## START Entries

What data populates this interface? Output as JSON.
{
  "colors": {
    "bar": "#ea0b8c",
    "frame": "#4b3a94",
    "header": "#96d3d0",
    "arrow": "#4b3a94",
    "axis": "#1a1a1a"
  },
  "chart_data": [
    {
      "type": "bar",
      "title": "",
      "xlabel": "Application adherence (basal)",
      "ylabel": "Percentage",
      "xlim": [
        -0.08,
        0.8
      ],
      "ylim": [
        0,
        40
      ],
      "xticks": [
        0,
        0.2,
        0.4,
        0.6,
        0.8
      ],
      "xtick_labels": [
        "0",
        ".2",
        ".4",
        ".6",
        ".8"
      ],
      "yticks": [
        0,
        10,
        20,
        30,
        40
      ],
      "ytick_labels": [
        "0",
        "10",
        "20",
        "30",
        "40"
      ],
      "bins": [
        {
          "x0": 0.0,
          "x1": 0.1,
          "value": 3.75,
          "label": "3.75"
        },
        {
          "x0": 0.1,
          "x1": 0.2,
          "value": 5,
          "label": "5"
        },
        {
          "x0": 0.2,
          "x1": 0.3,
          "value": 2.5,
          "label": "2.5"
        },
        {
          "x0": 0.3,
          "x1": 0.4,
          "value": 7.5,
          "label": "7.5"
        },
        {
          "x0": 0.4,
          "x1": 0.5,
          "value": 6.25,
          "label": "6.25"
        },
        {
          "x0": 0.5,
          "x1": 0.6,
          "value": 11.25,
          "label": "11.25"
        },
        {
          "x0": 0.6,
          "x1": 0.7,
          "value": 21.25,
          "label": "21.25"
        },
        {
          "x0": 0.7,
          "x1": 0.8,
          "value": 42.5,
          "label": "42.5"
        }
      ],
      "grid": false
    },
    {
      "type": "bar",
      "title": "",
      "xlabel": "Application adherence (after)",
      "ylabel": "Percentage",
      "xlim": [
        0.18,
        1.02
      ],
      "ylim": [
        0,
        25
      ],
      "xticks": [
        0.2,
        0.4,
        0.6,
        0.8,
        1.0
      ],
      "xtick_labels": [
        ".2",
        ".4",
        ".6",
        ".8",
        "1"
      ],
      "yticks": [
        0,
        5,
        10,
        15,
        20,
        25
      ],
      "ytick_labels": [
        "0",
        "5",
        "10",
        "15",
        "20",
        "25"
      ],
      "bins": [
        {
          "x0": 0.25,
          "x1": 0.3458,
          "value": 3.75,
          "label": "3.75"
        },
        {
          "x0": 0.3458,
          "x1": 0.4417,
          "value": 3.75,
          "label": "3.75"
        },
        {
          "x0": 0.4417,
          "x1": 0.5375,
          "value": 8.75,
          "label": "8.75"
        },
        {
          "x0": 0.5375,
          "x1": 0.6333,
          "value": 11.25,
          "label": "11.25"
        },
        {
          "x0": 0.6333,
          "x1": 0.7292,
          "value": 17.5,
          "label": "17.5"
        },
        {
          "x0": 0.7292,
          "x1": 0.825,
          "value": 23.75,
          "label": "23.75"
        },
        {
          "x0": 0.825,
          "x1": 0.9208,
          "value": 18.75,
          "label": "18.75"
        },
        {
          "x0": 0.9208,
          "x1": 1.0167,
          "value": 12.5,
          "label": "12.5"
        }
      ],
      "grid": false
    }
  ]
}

## END Entries

What you need to do: Type out the material again exactly as presented.

Output below:
What data populates this interface? Output as JSON.
{
  "colors": {
    "bar": "#ea0b8c",
    "frame": "#4b3a94",
    "header": "#96d3d0",
    "arrow": "#4b3a94",
    "axis": "#1a1a1a"
  },
  "chart_data": [
    {
      "type": "bar",
      "title": "",
      "xlabel": "Application adherence (basal)",
      "ylabel": "Percentage",
      "xlim": [
        -0.08,
        0.8
      ],
      "ylim": [
        0,
        40
      ],
      "xticks": [
        0,
        0.2,
        0.4,
        0.6,
        0.8
      ],
      "xtick_labels": [
        "0",
        ".2",
        ".4",
        ".6",
        ".8"
      ],
      "yticks": [
        0,
        10,
        20,
        30,
        40
      ],
      "ytick_labels": [
        "0",
        "10",
        "20",
        "30",
        "40"
      ],
      "bins": [
        {
          "x0": 0.0,
          "x1": 0.1,
          "value": 3.75,
          "label": "3.75"
        },
        {
          "x0": 0.1,
          "x1": 0.2,
          "value": 5,
          "label": "5"
        },
        {
          "x0": 0.2,
          "x1": 0.3,
          "value": 2.5,
          "label": "2.5"
        },
        {
          "x0": 0.3,
          "x1": 0.4,
          "value": 7.5,
          "label": "7.5"
        },
        {
          "x0": 0.4,
          "x1": 0.5,
          "value": 6.25,
          "label": "6.25"
        },
        {
          "x0": 0.5,
          "x1": 0.6,
          "value": 11.25,
          "label": "11.25"
        },
        {
          "x0": 0.6,
          "x1": 0.7,
          "value": 21.25,
          "label": "21.25"
        },
        {
          "x0": 0.7,
          "x1": 0.8,
          "value": 42.5,
          "label": "42.5"
        }
      ],
      "grid": false
    },
    {
      "type": "bar",
      "title": "",
      "xlabel": "Application adherence (after)",
      "ylabel": "Percentage",
      "xlim": [
        0.18,
        1.02
      ],
      "ylim": [
        0,
        25
      ],
      "xticks": [
        0.2,
        0.4,
        0.6,
        0.8,
        1.0
      ],
      "xtick_labels": [
        ".2",
        ".4",
        ".6",
        ".8",
        "1"
      ],
      "yticks": [
        0,
        5,
        10,
        15,
        20,
        25
      ],
      "ytick_labels": [
        "0",
        "5",
        "10",
        "15",
        "20",
        "25"
      ],
      "bins": [
        {
          "x0": 0.25,
          "x1": 0.3458,
          "value": 3.75,
          "label": "3.75"
        },
        {
          "x0": 0.3458,
          "x1": 0.4417,
          "value": 3.75,
          "label": "3.75"
        },
        {
          "x0": 0.4417,
          "x1": 0.5375,
          "value": 8.75,
          "label": "8.75"
        },
        {
          "x0": 0.5375,
          "x1": 0.6333,
          "value": 11.25,
          "label": "11.25"
        },
        {
          "x0": 0.6333,
          "x1": 0.7292,
          "value": 17.5,
          "label": "17.5"
        },
        {
          "x0": 0.7292,
          "x1": 0.825,
          "value": 23.75,
          "label": "23.75"
        },
        {
          "x0": 0.825,
          "x1": 0.9208,
          "value": 18.75,
          "label": "18.75"
        },
        {
          "x0": 0.9208,
          "x1": 1.0167,
          "value": 12.5,
          "label": "12.5"
        }
      ],
      "grid": false
    }
  ]
}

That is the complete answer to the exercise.